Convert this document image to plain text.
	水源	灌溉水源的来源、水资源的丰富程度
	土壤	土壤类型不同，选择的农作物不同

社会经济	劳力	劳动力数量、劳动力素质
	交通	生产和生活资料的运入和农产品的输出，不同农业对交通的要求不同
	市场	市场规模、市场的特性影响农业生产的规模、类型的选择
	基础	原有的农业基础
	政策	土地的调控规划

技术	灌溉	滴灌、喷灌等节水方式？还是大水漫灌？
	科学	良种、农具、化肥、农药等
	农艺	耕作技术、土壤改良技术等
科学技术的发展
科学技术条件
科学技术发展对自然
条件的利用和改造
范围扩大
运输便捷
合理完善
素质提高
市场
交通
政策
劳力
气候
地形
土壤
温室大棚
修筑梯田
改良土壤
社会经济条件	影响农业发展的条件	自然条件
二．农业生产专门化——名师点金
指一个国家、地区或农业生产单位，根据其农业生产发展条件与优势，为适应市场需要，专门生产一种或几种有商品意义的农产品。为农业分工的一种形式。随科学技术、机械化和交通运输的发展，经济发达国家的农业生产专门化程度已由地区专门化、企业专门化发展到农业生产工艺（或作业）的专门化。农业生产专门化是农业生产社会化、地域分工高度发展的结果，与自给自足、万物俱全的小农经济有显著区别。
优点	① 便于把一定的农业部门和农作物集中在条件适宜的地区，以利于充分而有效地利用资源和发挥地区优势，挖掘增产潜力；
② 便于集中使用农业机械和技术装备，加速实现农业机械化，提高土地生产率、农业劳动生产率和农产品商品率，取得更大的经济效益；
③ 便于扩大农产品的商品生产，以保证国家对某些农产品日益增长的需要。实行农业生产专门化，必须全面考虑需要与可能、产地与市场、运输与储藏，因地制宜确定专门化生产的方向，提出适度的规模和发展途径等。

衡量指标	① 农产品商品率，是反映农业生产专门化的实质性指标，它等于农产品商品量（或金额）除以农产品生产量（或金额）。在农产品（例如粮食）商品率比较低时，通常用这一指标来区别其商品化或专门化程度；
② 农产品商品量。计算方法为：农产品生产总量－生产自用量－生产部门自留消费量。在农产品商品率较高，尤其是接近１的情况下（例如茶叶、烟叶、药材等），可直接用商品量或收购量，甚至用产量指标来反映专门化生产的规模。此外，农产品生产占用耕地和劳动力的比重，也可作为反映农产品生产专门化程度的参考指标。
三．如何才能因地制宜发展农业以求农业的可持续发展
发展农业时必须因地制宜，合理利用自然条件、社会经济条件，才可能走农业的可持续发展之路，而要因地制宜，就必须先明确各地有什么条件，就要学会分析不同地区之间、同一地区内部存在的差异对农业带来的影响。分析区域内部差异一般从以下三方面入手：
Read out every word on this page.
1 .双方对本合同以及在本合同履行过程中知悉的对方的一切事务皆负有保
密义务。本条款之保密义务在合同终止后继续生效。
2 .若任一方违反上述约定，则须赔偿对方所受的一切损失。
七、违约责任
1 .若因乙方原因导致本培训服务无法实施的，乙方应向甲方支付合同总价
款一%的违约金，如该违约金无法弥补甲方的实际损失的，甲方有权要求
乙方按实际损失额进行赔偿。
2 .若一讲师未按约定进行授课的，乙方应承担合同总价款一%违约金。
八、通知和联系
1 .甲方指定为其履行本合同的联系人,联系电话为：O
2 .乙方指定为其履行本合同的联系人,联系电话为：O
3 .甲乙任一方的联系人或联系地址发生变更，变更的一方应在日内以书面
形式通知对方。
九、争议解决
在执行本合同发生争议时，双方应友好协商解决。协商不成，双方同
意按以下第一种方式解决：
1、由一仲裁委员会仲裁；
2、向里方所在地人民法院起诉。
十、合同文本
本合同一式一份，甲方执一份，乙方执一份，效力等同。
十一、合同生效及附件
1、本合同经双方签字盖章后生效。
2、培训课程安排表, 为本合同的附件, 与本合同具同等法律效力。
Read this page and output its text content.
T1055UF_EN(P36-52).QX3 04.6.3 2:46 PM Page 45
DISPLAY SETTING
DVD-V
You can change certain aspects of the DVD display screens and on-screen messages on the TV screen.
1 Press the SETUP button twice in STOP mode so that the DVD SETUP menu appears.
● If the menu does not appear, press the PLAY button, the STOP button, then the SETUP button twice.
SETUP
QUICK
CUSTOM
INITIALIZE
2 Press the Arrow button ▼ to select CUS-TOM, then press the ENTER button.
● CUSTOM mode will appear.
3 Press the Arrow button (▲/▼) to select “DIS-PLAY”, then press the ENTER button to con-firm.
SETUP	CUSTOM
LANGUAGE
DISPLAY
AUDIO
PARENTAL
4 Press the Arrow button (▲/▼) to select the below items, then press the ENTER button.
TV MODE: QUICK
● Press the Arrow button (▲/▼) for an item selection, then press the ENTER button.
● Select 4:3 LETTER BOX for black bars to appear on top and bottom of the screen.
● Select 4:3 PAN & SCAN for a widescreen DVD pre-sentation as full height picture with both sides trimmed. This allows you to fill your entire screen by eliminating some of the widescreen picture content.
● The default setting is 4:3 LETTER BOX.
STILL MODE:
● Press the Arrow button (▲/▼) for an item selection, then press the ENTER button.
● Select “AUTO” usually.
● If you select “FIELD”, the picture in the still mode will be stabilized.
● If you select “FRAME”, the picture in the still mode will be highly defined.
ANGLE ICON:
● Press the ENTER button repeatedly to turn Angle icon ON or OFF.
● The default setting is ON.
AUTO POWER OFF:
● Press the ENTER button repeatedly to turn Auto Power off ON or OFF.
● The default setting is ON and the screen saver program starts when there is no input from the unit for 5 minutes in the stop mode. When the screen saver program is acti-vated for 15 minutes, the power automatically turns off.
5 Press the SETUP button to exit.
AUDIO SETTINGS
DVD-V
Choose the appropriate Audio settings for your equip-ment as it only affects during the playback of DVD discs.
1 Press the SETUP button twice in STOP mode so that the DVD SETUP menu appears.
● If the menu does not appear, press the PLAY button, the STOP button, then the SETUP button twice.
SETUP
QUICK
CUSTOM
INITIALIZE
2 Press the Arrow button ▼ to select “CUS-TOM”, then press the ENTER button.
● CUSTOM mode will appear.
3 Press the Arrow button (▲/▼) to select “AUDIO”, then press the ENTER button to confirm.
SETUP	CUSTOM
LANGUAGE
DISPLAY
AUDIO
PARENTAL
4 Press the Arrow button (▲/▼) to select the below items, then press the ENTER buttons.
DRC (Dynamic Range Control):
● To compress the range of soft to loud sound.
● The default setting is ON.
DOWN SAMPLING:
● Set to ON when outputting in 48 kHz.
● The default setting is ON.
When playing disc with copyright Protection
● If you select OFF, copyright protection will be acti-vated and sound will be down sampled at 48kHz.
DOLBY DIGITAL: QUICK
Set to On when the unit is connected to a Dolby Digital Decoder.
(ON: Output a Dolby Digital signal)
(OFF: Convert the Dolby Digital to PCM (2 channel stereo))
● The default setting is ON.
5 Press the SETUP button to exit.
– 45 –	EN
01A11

.....

> _TO BE DONE_
Type out the full listing again, exactly as given.

> _WORKED SOLUTION_
Convert this document image to plain text.
	水源	灌溉水源的来源、水资源的丰富程度
	土壤	土壤类型不同，选择的农作物不同

社会经济	劳力	劳动力数量、劳动力素质
	交通	生产和生活资料的运入和农产品的输出，不同农业对交通的要求不同
	市场	市场规模、市场的特性影响农业生产的规模、类型的选择
	基础	原有的农业基础
	政策	土地的调控规划

技术	灌溉	滴灌、喷灌等节水方式？还是大水漫灌？
	科学	良种、农具、化肥、农药等
	农艺	耕作技术、土壤改良技术等
科学技术的发展
科学技术条件
科学技术发展对自然
条件的利用和改造
范围扩大
运输便捷
合理完善
素质提高
市场
交通
政策
劳力
气候
地形
土壤
温室大棚
修筑梯田
改良土壤
社会经济条件	影响农业发展的条件	自然条件
二．农业生产专门化——名师点金
指一个国家、地区或农业生产单位，根据其农业生产发展条件与优势，为适应市场需要，专门生产一种或几种有商品意义的农产品。为农业分工的一种形式。随科学技术、机械化和交通运输的发展，经济发达国家的农业生产专门化程度已由地区专门化、企业专门化发展到农业生产工艺（或作业）的专门化。农业生产专门化是农业生产社会化、地域分工高度发展的结果，与自给自足、万物俱全的小农经济有显著区别。
优点	① 便于把一定的农业部门和农作物集中在条件适宜的地区，以利于充分而有效地利用资源和发挥地区优势，挖掘增产潜力；
② 便于集中使用农业机械和技术装备，加速实现农业机械化，提高土地生产率、农业劳动生产率和农产品商品率，取得更大的经济效益；
③ 便于扩大农产品的商品生产，以保证国家对某些农产品日益增长的需要。实行农业生产专门化，必须全面考虑需要与可能、产地与市场、运输与储藏，因地制宜确定专门化生产的方向，提出适度的规模和发展途径等。

衡量指标	① 农产品商品率，是反映农业生产专门化的实质性指标，它等于农产品商品量（或金额）除以农产品生产量（或金额）。在农产品（例如粮食）商品率比较低时，通常用这一指标来区别其商品化或专门化程度；
② 农产品商品量。计算方法为：农产品生产总量－生产自用量－生产部门自留消费量。在农产品商品率较高，尤其是接近１的情况下（例如茶叶、烟叶、药材等），可直接用商品量或收购量，甚至用产量指标来反映专门化生产的规模。此外，农产品生产占用耕地和劳动力的比重，也可作为反映农产品生产专门化程度的参考指标。
三．如何才能因地制宜发展农业以求农业的可持续发展
发展农业时必须因地制宜，合理利用自然条件、社会经济条件，才可能走农业的可持续发展之路，而要因地制宜，就必须先明确各地有什么条件，就要学会分析不同地区之间、同一地区内部存在的差异对农业带来的影响。分析区域内部差异一般从以下三方面入手：
Read out every word on this page.
1 .双方对本合同以及在本合同履行过程中知悉的对方的一切事务皆负有保
密义务。本条款之保密义务在合同终止后继续生效。
2 .若任一方违反上述约定，则须赔偿对方所受的一切损失。
七、违约责任
1 .若因乙方原因导致本培训服务无法实施的，乙方应向甲方支付合同总价
款一%的违约金，如该违约金无法弥补甲方的实际损失的，甲方有权要求
乙方按实际损失额进行赔偿。
2 .若一讲师未按约定进行授课的，乙方应承担合同总价款一%违约金。
八、通知和联系
1 .甲方指定为其履行本合同的联系人,联系电话为：O
2 .乙方指定为其履行本合同的联系人,联系电话为：O
3 .甲乙任一方的联系人或联系地址发生变更，变更的一方应在日内以书面
形式通知对方。
九、争议解决
在执行本合同发生争议时，双方应友好协商解决。协商不成，双方同
意按以下第一种方式解决：
1、由一仲裁委员会仲裁；
2、向里方所在地人民法院起诉。
十、合同文本
本合同一式一份，甲方执一份，乙方执一份，效力等同。
十一、合同生效及附件
1、本合同经双方签字盖章后生效。
2、培训课程安排表, 为本合同的附件, 与本合同具同等法律效力。
Read this page and output its text content.
T1055UF_EN(P36-52).QX3 04.6.3 2:46 PM Page 45
DISPLAY SETTING
DVD-V
You can change certain aspects of the DVD display screens and on-screen messages on the TV screen.
1 Press the SETUP button twice in STOP mode so that the DVD SETUP menu appears.
● If the menu does not appear, press the PLAY button, the STOP button, then the SETUP button twice.
SETUP
QUICK
CUSTOM
INITIALIZE
2 Press the Arrow button ▼ to select CUS-TOM, then press the ENTER button.
● CUSTOM mode will appear.
3 Press the Arrow button (▲/▼) to select “DIS-PLAY”, then press the ENTER button to con-firm.
SETUP	CUSTOM
LANGUAGE
DISPLAY
AUDIO
PARENTAL
4 Press the Arrow button (▲/▼) to select the below items, then press the ENTER button.
TV MODE: QUICK
● Press the Arrow button (▲/▼) for an item selection, then press the ENTER button.
● Select 4:3 LETTER BOX for black bars to appear on top and bottom of the screen.
● Select 4:3 PAN & SCAN for a widescreen DVD pre-sentation as full height picture with both sides trimmed. This allows you to fill your entire screen by eliminating some of the widescreen picture content.
● The default setting is 4:3 LETTER BOX.
STILL MODE:
● Press the Arrow button (▲/▼) for an item selection, then press the ENTER button.
● Select “AUTO” usually.
● If you select “FIELD”, the picture in the still mode will be stabilized.
● If you select “FRAME”, the picture in the still mode will be highly defined.
ANGLE ICON:
● Press the ENTER button repeatedly to turn Angle icon ON or OFF.
● The default setting is ON.
AUTO POWER OFF:
● Press the ENTER button repeatedly to turn Auto Power off ON or OFF.
● The default setting is ON and the screen saver program starts when there is no input from the unit for 5 minutes in the stop mode. When the screen saver program is acti-vated for 15 minutes, the power automatically turns off.
5 Press the SETUP button to exit.
AUDIO SETTINGS
DVD-V
Choose the appropriate Audio settings for your equip-ment as it only affects during the playback of DVD discs.
1 Press the SETUP button twice in STOP mode so that the DVD SETUP menu appears.
● If the menu does not appear, press the PLAY button, the STOP button, then the SETUP button twice.
SETUP
QUICK
CUSTOM
INITIALIZE
2 Press the Arrow button ▼ to select “CUS-TOM”, then press the ENTER button.
● CUSTOM mode will appear.
3 Press the Arrow button (▲/▼) to select “AUDIO”, then press the ENTER button to confirm.
SETUP	CUSTOM
LANGUAGE
DISPLAY
AUDIO
PARENTAL
4 Press the Arrow button (▲/▼) to select the below items, then press the ENTER buttons.
DRC (Dynamic Range Control):
● To compress the range of soft to loud sound.
● The default setting is ON.
DOWN SAMPLING:
● Set to ON when outputting in 48 kHz.
● The default setting is ON.
When playing disc with copyright Protection
● If you select OFF, copyright protection will be acti-vated and sound will be down sampled at 48kHz.
DOLBY DIGITAL: QUICK
Set to On when the unit is connected to a Dolby Digital Decoder.
(ON: Output a Dolby Digital signal)
(OFF: Convert the Dolby Digital to PCM (2 channel stereo))
● The default setting is ON.
5 Press the SETUP button to exit.
– 45 –	EN
01A11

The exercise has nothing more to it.